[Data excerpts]
--------------------------------------------------

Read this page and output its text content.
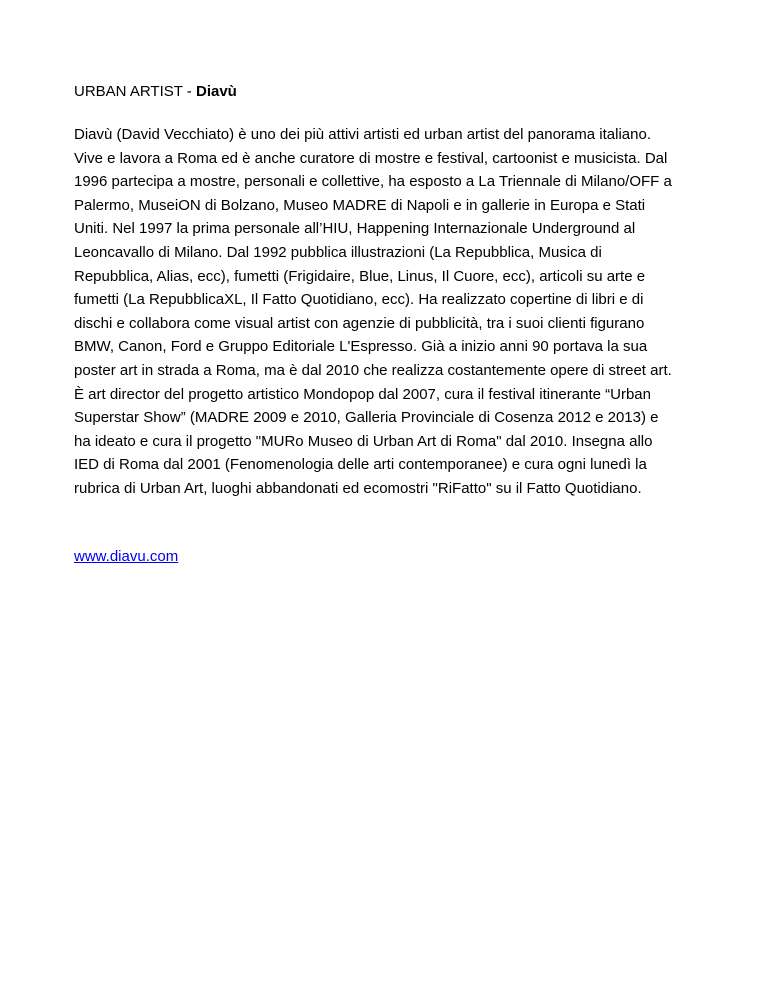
URBAN ARTIST - Diavù
Diavù (David Vecchiato) è uno dei più attivi artisti ed urban artist del panorama italiano.
Vive e lavora a Roma ed è anche curatore di mostre e festival, cartoonist e musicista. Dal
1996 partecipa a mostre, personali e collettive, ha esposto a La Triennale di Milano/OFF a
Palermo, MuseiON di Bolzano, Museo MADRE di Napoli e in gallerie in Europa e Stati
Uniti. Nel 1997 la prima personale all’HIU, Happening Internazionale Underground al
Leoncavallo di Milano. Dal 1992 pubblica illustrazioni (La Repubblica, Musica di
Repubblica, Alias, ecc), fumetti (Frigidaire, Blue, Linus, Il Cuore, ecc), articoli su arte e
fumetti (La RepubblicaXL, Il Fatto Quotidiano, ecc). Ha realizzato copertine di libri e di
dischi e collabora come visual artist con agenzie di pubblicità, tra i suoi clienti figurano
BMW, Canon, Ford e Gruppo Editoriale L'Espresso. Già a inizio anni 90 portava la sua
poster art in strada a Roma, ma è dal 2010 che realizza costantemente opere di street art.
È art director del progetto artistico Mondopop dal 2007, cura il festival itinerante “Urban
Superstar Show” (MADRE 2009 e 2010, Galleria Provinciale di Cosenza 2012 e 2013) e
ha ideato e cura il progetto "MURo Museo di Urban Art di Roma" dal 2010. Insegna allo
IED di Roma dal 2001 (Fenomenologia delle arti contemporanee) e cura ogni lunedì la
rubrica di Urban Art, luoghi abbandonati ed ecomostri "RiFatto" su il Fatto Quotidiano.
www.diavu.com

--------------------------------------------------

* [Prompt] For each line in the data above that contains the string "fumetti", extract the line.

* [Result]
Repubblica, Alias, ecc), fumetti (Frigidaire, Blue, Linus, Il Cuore, ecc), articoli su arte e
fumetti (La RepubblicaXL, Il Fatto Quotidiano, ecc). Ha realizzato copertine di libri e di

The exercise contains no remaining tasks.